Directions: Find how many lines contain "Valeurs" and state only that number.

* START Listed entries *

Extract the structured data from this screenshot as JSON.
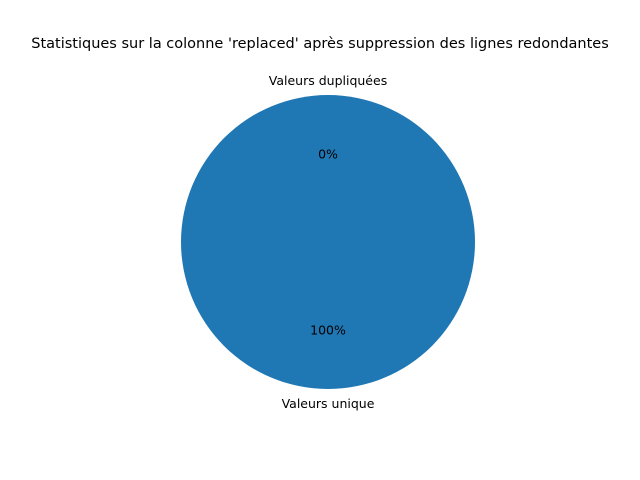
{
  "chart_data": {
    "type": "pie",
    "title": "Statistiques sur la colonne 'replaced' après suppression des lignes redondantes",
    "categories": [
      "Valeurs unique",
      "Valeurs dupliquées"
    ],
    "values": [
      100,
      0
    ],
    "value_labels": [
      "100%",
      "0%"
    ],
    "colors": [
      "#1f77b4",
      "#ff7f0e"
    ],
    "start_angle_deg": 90
  }
}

* END Listed entries *

Correct result: 2